— START —
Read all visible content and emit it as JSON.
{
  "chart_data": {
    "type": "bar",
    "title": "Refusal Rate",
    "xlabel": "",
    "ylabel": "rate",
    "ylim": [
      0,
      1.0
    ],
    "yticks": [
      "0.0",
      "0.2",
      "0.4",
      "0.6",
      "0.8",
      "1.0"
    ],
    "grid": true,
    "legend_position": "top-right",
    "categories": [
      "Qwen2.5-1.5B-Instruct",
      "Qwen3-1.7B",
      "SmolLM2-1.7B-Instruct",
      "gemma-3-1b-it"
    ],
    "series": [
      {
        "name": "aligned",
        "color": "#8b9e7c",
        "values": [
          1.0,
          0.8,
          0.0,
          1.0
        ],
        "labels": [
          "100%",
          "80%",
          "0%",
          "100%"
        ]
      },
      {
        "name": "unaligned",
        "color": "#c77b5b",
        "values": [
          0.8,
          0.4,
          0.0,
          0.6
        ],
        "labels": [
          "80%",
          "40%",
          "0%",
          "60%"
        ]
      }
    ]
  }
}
— END —
Your task is to output the full set of records exactly as presented.

Read all visible content and emit it as JSON.
{
  "chart_data": {
    "type": "bar",
    "title": "Refusal Rate",
    "xlabel": "",
    "ylabel": "rate",
    "ylim": [
      0,
      1.0
    ],
    "yticks": [
      "0.0",
      "0.2",
      "0.4",
      "0.6",
      "0.8",
      "1.0"
    ],
    "grid": true,
    "legend_position": "top-right",
    "categories": [
      "Qwen2.5-1.5B-Instruct",
      "Qwen3-1.7B",
      "SmolLM2-1.7B-Instruct",
      "gemma-3-1b-it"
    ],
    "series": [
      {
        "name": "aligned",
        "color": "#8b9e7c",
        "values": [
          1.0,
          0.8,
          0.0,
          1.0
        ],
        "labels": [
          "100%",
          "80%",
          "0%",
          "100%"
        ]
      },
      {
        "name": "unaligned",
        "color": "#c77b5b",
        "values": [
          0.8,
          0.4,
          0.0,
          0.6
        ],
        "labels": [
          "80%",
          "40%",
          "0%",
          "60%"
        ]
      }
    ]
  }
}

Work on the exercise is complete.